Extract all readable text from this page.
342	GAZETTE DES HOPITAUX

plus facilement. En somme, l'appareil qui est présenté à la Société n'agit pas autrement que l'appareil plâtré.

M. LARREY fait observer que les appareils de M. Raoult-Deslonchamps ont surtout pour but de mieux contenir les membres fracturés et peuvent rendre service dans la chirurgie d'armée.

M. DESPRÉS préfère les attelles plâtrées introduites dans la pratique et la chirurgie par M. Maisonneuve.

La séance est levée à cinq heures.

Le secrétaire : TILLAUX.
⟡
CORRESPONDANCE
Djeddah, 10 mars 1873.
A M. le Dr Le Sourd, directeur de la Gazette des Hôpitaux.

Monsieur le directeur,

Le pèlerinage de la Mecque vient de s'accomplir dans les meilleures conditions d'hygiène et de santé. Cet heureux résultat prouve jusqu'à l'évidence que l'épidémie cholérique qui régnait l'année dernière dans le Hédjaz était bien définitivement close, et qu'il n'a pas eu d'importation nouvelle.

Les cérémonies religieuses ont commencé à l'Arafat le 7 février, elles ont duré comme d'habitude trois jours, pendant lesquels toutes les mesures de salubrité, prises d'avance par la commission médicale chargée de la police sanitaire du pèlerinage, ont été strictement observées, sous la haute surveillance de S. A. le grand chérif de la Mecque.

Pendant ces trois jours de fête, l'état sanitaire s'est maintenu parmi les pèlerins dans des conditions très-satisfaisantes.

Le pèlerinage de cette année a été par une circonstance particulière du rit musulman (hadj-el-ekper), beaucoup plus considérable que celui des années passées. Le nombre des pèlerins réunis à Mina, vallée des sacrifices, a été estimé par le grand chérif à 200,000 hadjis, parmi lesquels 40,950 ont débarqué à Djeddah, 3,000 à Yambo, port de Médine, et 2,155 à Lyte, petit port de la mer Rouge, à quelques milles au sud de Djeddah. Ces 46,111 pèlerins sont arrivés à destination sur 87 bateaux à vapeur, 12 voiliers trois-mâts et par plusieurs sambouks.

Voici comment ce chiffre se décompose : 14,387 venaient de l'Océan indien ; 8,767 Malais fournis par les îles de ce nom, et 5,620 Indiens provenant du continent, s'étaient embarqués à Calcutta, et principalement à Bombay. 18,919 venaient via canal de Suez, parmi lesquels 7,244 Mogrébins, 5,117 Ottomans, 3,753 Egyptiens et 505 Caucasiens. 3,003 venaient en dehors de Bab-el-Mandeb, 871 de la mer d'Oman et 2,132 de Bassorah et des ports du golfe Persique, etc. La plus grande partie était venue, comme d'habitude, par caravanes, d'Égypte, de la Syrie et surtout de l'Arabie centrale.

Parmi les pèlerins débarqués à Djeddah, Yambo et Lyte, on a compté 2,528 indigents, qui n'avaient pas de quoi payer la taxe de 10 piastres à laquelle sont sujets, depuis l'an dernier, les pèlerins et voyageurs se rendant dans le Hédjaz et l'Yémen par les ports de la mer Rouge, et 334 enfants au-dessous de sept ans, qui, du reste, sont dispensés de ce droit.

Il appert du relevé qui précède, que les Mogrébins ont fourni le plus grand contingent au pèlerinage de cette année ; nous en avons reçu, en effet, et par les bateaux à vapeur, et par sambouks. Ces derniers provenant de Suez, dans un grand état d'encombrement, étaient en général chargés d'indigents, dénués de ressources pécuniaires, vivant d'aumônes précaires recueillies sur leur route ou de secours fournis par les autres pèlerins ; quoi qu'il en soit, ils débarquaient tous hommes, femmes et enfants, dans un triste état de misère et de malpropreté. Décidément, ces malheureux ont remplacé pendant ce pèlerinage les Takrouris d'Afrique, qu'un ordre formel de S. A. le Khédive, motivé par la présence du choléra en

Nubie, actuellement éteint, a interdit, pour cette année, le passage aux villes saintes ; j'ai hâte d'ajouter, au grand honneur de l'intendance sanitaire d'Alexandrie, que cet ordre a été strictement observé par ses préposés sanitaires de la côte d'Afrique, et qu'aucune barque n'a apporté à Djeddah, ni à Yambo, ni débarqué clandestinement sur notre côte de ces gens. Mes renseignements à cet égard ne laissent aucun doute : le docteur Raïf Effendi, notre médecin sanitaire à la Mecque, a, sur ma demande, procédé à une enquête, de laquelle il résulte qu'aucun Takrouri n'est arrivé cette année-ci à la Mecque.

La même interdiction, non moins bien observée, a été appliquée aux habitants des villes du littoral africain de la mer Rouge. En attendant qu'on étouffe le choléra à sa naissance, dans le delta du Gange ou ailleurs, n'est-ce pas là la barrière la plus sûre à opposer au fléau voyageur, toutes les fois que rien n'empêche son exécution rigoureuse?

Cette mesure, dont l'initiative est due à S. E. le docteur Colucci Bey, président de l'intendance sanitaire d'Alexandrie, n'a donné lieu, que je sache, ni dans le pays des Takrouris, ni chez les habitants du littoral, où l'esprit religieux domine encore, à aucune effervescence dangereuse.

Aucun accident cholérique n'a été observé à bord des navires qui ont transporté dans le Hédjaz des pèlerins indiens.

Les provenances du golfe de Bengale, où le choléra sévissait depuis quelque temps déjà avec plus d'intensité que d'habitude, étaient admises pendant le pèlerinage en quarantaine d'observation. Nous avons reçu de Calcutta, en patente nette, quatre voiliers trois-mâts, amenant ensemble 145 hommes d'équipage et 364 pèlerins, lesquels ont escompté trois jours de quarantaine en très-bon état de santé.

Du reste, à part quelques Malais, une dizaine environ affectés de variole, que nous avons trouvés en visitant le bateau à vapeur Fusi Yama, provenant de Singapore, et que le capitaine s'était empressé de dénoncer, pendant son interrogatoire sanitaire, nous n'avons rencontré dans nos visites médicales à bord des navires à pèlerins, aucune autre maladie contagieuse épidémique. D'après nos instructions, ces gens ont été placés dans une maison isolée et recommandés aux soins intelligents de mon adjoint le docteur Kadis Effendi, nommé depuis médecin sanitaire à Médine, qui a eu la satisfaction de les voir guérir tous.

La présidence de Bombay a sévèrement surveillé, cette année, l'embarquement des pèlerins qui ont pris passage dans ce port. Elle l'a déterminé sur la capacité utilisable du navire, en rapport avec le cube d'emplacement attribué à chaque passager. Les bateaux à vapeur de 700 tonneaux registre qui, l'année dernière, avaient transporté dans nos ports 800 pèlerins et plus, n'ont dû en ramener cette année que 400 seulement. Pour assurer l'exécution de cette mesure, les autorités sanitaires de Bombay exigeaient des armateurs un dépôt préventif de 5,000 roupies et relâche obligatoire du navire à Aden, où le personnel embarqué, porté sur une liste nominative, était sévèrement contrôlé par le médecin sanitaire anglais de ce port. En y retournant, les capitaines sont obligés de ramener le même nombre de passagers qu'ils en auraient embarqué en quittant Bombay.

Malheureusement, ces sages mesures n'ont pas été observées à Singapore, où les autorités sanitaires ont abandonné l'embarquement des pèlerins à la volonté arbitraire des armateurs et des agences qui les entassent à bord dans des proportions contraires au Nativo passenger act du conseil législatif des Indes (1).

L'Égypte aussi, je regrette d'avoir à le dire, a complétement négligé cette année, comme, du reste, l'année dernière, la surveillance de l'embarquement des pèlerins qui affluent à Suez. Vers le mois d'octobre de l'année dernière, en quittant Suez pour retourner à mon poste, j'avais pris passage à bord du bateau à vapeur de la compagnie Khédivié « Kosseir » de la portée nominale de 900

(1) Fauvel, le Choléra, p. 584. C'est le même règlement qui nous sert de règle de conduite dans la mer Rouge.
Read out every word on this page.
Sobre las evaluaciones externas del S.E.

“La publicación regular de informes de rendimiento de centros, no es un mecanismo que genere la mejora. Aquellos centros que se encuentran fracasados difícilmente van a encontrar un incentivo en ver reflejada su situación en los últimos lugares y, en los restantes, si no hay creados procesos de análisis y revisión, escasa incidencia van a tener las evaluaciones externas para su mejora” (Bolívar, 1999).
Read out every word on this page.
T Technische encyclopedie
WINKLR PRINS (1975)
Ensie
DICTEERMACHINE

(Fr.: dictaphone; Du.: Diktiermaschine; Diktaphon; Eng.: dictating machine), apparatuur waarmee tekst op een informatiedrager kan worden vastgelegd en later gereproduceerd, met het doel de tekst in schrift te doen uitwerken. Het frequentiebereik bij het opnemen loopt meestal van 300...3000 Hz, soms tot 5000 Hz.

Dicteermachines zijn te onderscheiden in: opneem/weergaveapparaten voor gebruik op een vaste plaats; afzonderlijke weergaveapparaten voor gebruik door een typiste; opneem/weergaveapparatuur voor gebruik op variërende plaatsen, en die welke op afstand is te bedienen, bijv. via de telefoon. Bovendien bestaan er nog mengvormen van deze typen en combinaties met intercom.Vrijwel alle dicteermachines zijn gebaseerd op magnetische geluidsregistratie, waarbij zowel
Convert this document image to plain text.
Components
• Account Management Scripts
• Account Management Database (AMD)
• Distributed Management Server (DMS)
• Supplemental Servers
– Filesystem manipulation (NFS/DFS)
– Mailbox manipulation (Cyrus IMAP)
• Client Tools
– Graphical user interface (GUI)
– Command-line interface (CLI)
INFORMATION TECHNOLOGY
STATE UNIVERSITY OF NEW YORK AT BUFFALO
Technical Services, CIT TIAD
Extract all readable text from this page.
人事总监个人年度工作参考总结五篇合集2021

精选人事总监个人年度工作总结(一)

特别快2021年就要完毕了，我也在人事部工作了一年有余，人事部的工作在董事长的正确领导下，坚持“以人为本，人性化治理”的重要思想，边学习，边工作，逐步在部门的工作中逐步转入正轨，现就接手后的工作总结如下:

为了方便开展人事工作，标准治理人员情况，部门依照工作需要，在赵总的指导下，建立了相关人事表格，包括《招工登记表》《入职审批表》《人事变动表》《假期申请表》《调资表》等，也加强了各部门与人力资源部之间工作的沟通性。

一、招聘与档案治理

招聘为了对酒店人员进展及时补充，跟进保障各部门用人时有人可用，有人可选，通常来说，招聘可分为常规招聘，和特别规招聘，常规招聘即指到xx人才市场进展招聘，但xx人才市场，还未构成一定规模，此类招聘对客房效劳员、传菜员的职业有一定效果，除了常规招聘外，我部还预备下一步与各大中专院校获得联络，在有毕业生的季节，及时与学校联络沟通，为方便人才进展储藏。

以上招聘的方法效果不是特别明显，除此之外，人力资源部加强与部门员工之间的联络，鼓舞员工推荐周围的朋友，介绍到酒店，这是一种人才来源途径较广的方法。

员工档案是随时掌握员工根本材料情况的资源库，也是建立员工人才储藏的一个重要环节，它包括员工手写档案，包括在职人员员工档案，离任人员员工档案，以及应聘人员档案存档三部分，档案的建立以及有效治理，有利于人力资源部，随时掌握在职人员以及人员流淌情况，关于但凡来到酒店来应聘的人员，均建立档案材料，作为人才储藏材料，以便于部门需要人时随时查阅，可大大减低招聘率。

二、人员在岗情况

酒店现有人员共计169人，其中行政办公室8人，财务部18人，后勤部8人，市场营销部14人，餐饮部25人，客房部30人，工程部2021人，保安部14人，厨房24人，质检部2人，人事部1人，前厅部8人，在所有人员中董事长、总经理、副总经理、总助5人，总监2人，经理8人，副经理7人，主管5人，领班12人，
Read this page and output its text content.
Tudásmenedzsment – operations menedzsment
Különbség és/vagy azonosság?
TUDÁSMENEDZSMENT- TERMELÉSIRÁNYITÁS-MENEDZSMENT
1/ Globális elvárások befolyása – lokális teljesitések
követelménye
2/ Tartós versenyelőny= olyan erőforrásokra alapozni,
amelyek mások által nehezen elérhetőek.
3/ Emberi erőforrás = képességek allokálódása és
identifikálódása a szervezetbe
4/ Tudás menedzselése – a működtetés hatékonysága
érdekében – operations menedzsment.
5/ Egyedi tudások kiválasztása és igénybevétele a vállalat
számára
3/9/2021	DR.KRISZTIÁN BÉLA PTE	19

What you will do: Look above for lines with the word "evaluaciones" and copy them all.

Solved problem:
Sobre las evaluaciones externas del S.E.
“La publicación regular de informes de rendimiento de centros, no es un mecanismo que genere la mejora. Aquellos centros que se encuentran fracasados difícilmente van a encontrar un incentivo en ver reflejada su situación en los últimos lugares y, en los restantes, si no hay creados procesos de análisis y revisión, escasa incidencia van a tener las evaluaciones externas para su mejora” (Bolívar, 1999).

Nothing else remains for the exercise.